• [WHAT THE TASK REQUIRES]
Repeat the material exactly, leaving nothing out.

** start of LISTED RECORDS **

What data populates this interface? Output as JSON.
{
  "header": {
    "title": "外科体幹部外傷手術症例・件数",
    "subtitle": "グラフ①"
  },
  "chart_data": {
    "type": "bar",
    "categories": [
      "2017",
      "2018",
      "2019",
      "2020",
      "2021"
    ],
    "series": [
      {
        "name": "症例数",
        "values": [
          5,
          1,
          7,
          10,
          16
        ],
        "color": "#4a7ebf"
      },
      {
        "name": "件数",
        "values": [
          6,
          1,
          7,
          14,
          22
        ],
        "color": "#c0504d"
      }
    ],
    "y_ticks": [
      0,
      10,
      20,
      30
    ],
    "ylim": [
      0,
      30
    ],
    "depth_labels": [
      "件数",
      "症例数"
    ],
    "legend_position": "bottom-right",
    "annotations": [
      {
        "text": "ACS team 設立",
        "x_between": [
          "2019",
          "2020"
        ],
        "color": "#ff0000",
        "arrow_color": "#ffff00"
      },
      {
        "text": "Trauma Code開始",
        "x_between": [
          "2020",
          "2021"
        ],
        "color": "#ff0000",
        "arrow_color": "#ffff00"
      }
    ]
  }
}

** end of LISTED RECORDS **

• [EXERCISE SOLUTION]
What data populates this interface? Output as JSON.
{
  "header": {
    "title": "外科体幹部外傷手術症例・件数",
    "subtitle": "グラフ①"
  },
  "chart_data": {
    "type": "bar",
    "categories": [
      "2017",
      "2018",
      "2019",
      "2020",
      "2021"
    ],
    "series": [
      {
        "name": "症例数",
        "values": [
          5,
          1,
          7,
          10,
          16
        ],
        "color": "#4a7ebf"
      },
      {
        "name": "件数",
        "values": [
          6,
          1,
          7,
          14,
          22
        ],
        "color": "#c0504d"
      }
    ],
    "y_ticks": [
      0,
      10,
      20,
      30
    ],
    "ylim": [
      0,
      30
    ],
    "depth_labels": [
      "件数",
      "症例数"
    ],
    "legend_position": "bottom-right",
    "annotations": [
      {
        "text": "ACS team 設立",
        "x_between": [
          "2019",
          "2020"
        ],
        "color": "#ff0000",
        "arrow_color": "#ffff00"
      },
      {
        "text": "Trauma Code開始",
        "x_between": [
          "2020",
          "2021"
        ],
        "color": "#ff0000",
        "arrow_color": "#ffff00"
      }
    ]
  }
}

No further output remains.